> **AIM OF THE EXERCISE**
Restate the entries word for word, omitting nothing.

-- Start ENTRIES SHOWN --

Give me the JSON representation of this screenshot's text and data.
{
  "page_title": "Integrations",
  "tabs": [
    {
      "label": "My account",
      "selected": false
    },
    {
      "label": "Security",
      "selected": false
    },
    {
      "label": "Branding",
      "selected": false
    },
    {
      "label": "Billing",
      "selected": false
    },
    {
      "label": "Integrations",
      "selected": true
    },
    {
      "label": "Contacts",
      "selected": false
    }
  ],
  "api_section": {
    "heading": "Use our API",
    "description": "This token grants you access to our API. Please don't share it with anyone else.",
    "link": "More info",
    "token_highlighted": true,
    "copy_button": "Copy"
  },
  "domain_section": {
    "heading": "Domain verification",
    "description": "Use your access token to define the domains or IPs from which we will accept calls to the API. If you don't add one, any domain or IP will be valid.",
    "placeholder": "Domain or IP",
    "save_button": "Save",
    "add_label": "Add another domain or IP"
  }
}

-- End ENTRIES SHOWN --

> **SOLUTION FOR THIS PROBLEM**
Give me the JSON representation of this screenshot's text and data.
{
  "page_title": "Integrations",
  "tabs": [
    {
      "label": "My account",
      "selected": false
    },
    {
      "label": "Security",
      "selected": false
    },
    {
      "label": "Branding",
      "selected": false
    },
    {
      "label": "Billing",
      "selected": false
    },
    {
      "label": "Integrations",
      "selected": true
    },
    {
      "label": "Contacts",
      "selected": false
    }
  ],
  "api_section": {
    "heading": "Use our API",
    "description": "This token grants you access to our API. Please don't share it with anyone else.",
    "link": "More info",
    "token_highlighted": true,
    "copy_button": "Copy"
  },
  "domain_section": {
    "heading": "Domain verification",
    "description": "Use your access token to define the domains or IPs from which we will accept calls to the API. If you don't add one, any domain or IP will be valid.",
    "placeholder": "Domain or IP",
    "save_button": "Save",
    "add_label": "Add another domain or IP"
  }
}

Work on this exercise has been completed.